**WORK TO COMPLETE**
Reproduce the entries below in full, word for word.
- - - - -
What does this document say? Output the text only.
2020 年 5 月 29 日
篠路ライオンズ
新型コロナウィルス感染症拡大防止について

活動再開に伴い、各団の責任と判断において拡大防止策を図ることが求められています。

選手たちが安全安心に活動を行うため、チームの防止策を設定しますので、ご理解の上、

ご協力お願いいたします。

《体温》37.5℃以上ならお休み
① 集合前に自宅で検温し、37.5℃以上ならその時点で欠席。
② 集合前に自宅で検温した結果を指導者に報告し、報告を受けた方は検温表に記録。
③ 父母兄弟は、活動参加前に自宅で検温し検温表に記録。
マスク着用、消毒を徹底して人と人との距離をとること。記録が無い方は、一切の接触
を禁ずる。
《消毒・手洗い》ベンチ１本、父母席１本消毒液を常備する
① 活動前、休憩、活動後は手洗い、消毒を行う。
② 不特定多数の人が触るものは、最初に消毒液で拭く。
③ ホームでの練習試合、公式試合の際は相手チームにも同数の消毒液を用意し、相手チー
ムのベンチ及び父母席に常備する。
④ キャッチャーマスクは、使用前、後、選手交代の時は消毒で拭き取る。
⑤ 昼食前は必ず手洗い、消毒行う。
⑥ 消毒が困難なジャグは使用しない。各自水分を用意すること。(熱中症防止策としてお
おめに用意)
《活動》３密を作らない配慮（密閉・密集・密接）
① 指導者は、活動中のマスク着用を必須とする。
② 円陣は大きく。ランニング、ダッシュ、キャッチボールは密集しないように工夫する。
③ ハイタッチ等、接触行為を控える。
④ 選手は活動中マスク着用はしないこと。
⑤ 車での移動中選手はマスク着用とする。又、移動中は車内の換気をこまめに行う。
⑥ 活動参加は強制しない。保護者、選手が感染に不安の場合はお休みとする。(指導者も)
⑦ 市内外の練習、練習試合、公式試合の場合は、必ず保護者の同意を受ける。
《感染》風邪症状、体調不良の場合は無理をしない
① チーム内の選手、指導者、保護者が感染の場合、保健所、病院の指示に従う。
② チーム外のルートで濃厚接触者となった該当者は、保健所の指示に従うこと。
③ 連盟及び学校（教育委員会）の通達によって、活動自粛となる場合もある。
- - - - -
**EXERCISE OUTPUT**
What does this document say? Output the text only.
2020 年 5 月 29 日
篠路ライオンズ
新型コロナウィルス感染症拡大防止について

活動再開に伴い、各団の責任と判断において拡大防止策を図ることが求められています。

選手たちが安全安心に活動を行うため、チームの防止策を設定しますので、ご理解の上、

ご協力お願いいたします。

《体温》37.5℃以上ならお休み
① 集合前に自宅で検温し、37.5℃以上ならその時点で欠席。
② 集合前に自宅で検温した結果を指導者に報告し、報告を受けた方は検温表に記録。
③ 父母兄弟は、活動参加前に自宅で検温し検温表に記録。
マスク着用、消毒を徹底して人と人との距離をとること。記録が無い方は、一切の接触
を禁ずる。
《消毒・手洗い》ベンチ１本、父母席１本消毒液を常備する
① 活動前、休憩、活動後は手洗い、消毒を行う。
② 不特定多数の人が触るものは、最初に消毒液で拭く。
③ ホームでの練習試合、公式試合の際は相手チームにも同数の消毒液を用意し、相手チー
ムのベンチ及び父母席に常備する。
④ キャッチャーマスクは、使用前、後、選手交代の時は消毒で拭き取る。
⑤ 昼食前は必ず手洗い、消毒行う。
⑥ 消毒が困難なジャグは使用しない。各自水分を用意すること。(熱中症防止策としてお
おめに用意)
《活動》３密を作らない配慮（密閉・密集・密接）
① 指導者は、活動中のマスク着用を必須とする。
② 円陣は大きく。ランニング、ダッシュ、キャッチボールは密集しないように工夫する。
③ ハイタッチ等、接触行為を控える。
④ 選手は活動中マスク着用はしないこと。
⑤ 車での移動中選手はマスク着用とする。又、移動中は車内の換気をこまめに行う。
⑥ 活動参加は強制しない。保護者、選手が感染に不安の場合はお休みとする。(指導者も)
⑦ 市内外の練習、練習試合、公式試合の場合は、必ず保護者の同意を受ける。
《感染》風邪症状、体調不良の場合は無理をしない
① チーム内の選手、指導者、保護者が感染の場合、保健所、病院の指示に従う。
② チーム外のルートで濃厚接触者となった該当者は、保健所の指示に従うこと。
③ 連盟及び学校（教育委員会）の通達によって、活動自粛となる場合もある。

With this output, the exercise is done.